### Data to process ###

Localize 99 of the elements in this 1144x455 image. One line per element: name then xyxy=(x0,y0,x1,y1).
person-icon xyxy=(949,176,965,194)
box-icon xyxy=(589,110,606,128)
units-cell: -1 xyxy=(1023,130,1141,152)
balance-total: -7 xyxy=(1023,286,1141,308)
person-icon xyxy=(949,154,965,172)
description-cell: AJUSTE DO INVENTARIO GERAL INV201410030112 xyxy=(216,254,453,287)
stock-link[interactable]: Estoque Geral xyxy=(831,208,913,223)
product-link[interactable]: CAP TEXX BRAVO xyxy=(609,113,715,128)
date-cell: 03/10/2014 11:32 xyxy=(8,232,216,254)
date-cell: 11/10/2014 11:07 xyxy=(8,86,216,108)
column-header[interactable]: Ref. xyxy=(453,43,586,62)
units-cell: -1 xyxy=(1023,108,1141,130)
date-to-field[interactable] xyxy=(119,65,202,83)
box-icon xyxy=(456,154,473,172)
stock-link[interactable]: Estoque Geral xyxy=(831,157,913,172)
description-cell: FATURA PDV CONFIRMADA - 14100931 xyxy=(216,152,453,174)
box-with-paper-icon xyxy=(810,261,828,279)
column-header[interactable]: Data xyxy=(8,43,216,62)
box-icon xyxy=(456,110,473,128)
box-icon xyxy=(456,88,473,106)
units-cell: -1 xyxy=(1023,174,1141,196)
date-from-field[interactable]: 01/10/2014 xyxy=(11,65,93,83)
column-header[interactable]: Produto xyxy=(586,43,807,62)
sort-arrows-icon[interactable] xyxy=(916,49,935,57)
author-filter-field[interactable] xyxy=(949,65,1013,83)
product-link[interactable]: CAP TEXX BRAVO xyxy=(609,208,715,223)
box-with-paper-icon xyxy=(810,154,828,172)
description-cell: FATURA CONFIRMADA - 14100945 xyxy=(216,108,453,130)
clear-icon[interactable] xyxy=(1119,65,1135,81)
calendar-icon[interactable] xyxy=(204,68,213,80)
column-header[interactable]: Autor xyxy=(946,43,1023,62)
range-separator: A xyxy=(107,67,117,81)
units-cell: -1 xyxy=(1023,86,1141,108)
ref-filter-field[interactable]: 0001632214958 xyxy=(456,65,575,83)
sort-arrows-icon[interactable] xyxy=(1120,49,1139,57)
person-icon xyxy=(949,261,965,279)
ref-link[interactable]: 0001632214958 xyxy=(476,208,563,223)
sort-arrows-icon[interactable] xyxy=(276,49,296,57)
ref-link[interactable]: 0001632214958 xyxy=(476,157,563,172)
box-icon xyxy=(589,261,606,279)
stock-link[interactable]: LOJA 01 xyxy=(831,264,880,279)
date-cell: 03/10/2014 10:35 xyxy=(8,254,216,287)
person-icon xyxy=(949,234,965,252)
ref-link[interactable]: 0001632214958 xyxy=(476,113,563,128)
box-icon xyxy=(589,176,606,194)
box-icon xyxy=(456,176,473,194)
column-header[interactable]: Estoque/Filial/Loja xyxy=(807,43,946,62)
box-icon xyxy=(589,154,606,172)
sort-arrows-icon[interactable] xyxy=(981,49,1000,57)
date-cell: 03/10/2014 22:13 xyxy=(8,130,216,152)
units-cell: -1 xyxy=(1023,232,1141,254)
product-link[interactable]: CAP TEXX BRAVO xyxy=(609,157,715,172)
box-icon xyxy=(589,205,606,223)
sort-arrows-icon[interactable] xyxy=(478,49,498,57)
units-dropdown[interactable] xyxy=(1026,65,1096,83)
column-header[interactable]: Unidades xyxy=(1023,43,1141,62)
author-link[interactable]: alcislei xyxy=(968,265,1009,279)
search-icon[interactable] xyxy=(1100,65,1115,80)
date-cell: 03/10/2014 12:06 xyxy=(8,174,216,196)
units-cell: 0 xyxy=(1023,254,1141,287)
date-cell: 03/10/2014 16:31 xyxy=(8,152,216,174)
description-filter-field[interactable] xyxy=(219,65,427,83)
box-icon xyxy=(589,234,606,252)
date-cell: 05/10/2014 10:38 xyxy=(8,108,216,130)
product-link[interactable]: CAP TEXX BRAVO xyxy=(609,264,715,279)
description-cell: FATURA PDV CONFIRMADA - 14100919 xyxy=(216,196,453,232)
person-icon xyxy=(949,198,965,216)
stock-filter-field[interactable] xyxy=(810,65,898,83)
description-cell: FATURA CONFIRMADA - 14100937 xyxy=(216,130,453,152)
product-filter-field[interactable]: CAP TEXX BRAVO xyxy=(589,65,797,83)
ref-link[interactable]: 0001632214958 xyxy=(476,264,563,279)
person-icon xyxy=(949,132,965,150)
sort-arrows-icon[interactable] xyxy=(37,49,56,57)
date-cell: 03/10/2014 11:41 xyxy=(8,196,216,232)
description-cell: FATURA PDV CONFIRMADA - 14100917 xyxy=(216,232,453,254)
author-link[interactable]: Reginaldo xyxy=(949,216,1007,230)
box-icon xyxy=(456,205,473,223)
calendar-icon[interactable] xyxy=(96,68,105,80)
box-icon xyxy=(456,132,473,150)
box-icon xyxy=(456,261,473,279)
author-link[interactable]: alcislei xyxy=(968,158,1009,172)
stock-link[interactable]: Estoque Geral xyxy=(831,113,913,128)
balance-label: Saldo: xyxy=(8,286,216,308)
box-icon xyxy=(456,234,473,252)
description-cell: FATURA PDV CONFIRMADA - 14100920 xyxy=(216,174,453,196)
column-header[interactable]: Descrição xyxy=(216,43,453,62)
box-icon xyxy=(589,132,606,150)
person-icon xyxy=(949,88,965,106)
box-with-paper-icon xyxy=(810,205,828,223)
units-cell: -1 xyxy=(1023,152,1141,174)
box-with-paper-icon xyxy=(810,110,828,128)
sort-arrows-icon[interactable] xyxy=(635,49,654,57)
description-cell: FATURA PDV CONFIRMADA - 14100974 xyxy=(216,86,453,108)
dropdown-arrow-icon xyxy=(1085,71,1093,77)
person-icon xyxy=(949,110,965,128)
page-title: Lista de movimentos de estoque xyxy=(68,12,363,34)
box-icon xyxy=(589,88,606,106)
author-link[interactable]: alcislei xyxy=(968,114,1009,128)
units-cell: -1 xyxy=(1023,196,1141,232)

###
### Data to process ###

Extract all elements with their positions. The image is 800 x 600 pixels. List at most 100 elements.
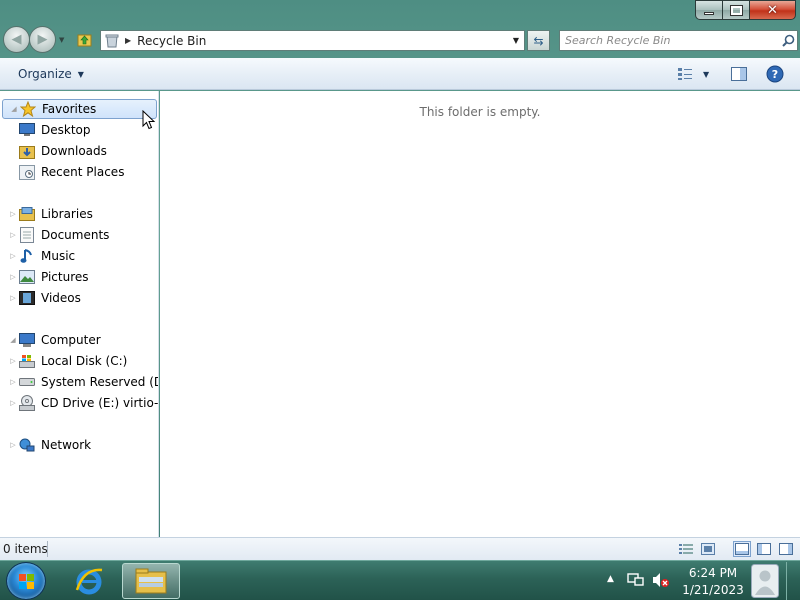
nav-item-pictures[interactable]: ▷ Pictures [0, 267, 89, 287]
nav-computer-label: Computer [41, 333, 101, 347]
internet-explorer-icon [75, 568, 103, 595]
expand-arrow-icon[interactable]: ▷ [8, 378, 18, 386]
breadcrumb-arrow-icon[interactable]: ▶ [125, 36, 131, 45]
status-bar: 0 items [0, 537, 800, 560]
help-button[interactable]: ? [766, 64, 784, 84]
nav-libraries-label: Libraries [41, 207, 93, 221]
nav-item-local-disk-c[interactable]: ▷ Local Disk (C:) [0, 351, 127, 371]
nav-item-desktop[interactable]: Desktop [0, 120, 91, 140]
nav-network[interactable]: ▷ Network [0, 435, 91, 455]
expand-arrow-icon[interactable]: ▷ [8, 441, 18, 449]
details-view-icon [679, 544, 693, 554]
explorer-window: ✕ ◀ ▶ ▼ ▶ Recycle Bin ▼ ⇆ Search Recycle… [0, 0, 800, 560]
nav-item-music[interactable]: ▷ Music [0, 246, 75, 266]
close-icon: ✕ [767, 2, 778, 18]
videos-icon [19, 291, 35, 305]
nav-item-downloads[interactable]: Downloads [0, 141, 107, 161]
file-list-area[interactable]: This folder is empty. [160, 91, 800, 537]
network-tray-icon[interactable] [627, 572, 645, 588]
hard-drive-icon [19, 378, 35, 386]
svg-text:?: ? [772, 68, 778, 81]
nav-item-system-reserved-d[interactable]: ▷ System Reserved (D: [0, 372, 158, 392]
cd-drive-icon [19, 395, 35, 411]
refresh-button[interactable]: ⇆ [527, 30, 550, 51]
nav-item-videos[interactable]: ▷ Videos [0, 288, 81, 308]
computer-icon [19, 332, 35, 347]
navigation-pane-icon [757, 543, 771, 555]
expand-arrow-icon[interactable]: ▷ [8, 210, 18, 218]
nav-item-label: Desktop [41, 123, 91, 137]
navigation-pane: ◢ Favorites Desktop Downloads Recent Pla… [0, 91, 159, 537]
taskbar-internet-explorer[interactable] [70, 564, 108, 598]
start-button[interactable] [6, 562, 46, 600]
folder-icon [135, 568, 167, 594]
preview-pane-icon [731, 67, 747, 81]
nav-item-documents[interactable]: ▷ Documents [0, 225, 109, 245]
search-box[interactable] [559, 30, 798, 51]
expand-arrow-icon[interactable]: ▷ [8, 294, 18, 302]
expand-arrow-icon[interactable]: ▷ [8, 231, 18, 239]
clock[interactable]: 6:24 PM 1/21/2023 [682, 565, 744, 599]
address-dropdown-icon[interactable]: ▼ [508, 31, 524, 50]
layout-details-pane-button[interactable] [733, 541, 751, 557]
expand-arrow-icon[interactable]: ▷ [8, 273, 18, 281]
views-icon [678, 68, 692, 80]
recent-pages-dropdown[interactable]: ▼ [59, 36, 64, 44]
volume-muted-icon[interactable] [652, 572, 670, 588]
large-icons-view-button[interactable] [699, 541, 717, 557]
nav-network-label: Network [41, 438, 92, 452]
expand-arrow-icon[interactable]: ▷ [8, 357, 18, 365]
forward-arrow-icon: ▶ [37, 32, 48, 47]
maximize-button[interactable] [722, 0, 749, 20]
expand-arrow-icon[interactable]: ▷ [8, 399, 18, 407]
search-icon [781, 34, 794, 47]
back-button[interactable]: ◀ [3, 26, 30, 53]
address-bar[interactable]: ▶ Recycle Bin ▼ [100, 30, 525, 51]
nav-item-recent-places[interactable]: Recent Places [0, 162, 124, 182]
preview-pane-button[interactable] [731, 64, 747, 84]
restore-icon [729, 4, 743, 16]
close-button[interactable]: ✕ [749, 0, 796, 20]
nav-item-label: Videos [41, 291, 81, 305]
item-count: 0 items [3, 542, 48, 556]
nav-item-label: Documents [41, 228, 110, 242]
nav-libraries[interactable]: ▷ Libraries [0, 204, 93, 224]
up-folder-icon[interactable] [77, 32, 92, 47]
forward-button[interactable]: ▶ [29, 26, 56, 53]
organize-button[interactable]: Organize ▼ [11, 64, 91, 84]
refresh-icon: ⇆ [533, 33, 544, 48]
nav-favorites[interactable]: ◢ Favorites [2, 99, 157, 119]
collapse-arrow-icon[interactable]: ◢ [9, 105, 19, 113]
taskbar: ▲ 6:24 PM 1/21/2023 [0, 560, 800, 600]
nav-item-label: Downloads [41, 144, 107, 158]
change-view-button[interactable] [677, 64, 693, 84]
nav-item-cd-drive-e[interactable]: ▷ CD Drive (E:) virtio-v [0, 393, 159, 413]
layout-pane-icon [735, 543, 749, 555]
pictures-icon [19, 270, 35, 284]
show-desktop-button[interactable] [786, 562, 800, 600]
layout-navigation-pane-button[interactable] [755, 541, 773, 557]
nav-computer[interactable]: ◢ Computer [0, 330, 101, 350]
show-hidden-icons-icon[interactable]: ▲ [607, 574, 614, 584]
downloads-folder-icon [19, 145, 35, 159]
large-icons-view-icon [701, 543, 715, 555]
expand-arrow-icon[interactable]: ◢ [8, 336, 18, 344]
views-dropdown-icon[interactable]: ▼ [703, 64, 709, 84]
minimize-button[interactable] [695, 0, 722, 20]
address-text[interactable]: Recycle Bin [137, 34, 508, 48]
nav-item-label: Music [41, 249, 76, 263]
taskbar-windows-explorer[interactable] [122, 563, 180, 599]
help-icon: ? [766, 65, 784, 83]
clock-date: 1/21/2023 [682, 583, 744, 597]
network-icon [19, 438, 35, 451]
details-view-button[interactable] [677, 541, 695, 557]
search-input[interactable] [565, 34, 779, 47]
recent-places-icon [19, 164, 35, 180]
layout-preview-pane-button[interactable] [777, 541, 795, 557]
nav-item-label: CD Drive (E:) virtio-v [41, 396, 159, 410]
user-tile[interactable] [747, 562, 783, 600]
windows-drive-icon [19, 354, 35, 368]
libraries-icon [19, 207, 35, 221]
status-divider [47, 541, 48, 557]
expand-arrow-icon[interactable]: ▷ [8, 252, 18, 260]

###

▶ Aim:
Please replace "expand-arrow-icon" with "toggle-arrow-icon" in the entries, beginning at the line that has "nav-item-pictures[interactable]: ▷ Pictures" and stopping after the line that has "close-icon: ✕ [767, 2, 778, 18]". Give only those lines, with nothing else changed.

▶ Reply:
nav-item-pictures[interactable]: ▷ Pictures [0, 267, 89, 287]
nav-computer-label: Computer [41, 333, 101, 347]
internet-explorer-icon [75, 568, 103, 595]
toggle-arrow-icon[interactable]: ▷ [8, 378, 18, 386]
breadcrumb-arrow-icon[interactable]: ▶ [125, 36, 131, 45]
status-bar: 0 items [0, 537, 800, 560]
help-button[interactable]: ? [766, 64, 784, 84]
nav-libraries-label: Libraries [41, 207, 93, 221]
nav-item-local-disk-c[interactable]: ▷ Local Disk (C:) [0, 351, 127, 371]
nav-item-desktop[interactable]: Desktop [0, 120, 91, 140]
nav-network[interactable]: ▷ Network [0, 435, 91, 455]
toggle-arrow-icon[interactable]: ▷ [8, 441, 18, 449]
details-view-icon [679, 544, 693, 554]
explorer-window: ✕ ◀ ▶ ▼ ▶ Recycle Bin ▼ ⇆ Search Recycle… [0, 0, 800, 560]
nav-item-music[interactable]: ▷ Music [0, 246, 75, 266]
close-icon: ✕ [767, 2, 778, 18]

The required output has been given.